## Exercise goal
Repeat the whole listing exactly.

..........

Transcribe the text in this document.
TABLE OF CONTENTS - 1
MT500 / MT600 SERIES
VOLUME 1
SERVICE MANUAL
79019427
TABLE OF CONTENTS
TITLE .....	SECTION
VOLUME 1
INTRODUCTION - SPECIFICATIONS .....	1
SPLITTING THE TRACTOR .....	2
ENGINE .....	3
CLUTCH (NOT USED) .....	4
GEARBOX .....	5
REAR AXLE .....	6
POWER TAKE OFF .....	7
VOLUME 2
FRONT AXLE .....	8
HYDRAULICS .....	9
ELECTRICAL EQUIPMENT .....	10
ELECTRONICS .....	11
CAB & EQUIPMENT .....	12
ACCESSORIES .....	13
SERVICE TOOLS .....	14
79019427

..........

## Expected answer
Transcribe the text in this document.
TABLE OF CONTENTS - 1
MT500 / MT600 SERIES
VOLUME 1
SERVICE MANUAL
79019427
TABLE OF CONTENTS
TITLE .....	SECTION
VOLUME 1
INTRODUCTION - SPECIFICATIONS .....	1
SPLITTING THE TRACTOR .....	2
ENGINE .....	3
CLUTCH (NOT USED) .....	4
GEARBOX .....	5
REAR AXLE .....	6
POWER TAKE OFF .....	7
VOLUME 2
FRONT AXLE .....	8
HYDRAULICS .....	9
ELECTRICAL EQUIPMENT .....	10
ELECTRONICS .....	11
CAB & EQUIPMENT .....	12
ACCESSORIES .....	13
SERVICE TOOLS .....	14
79019427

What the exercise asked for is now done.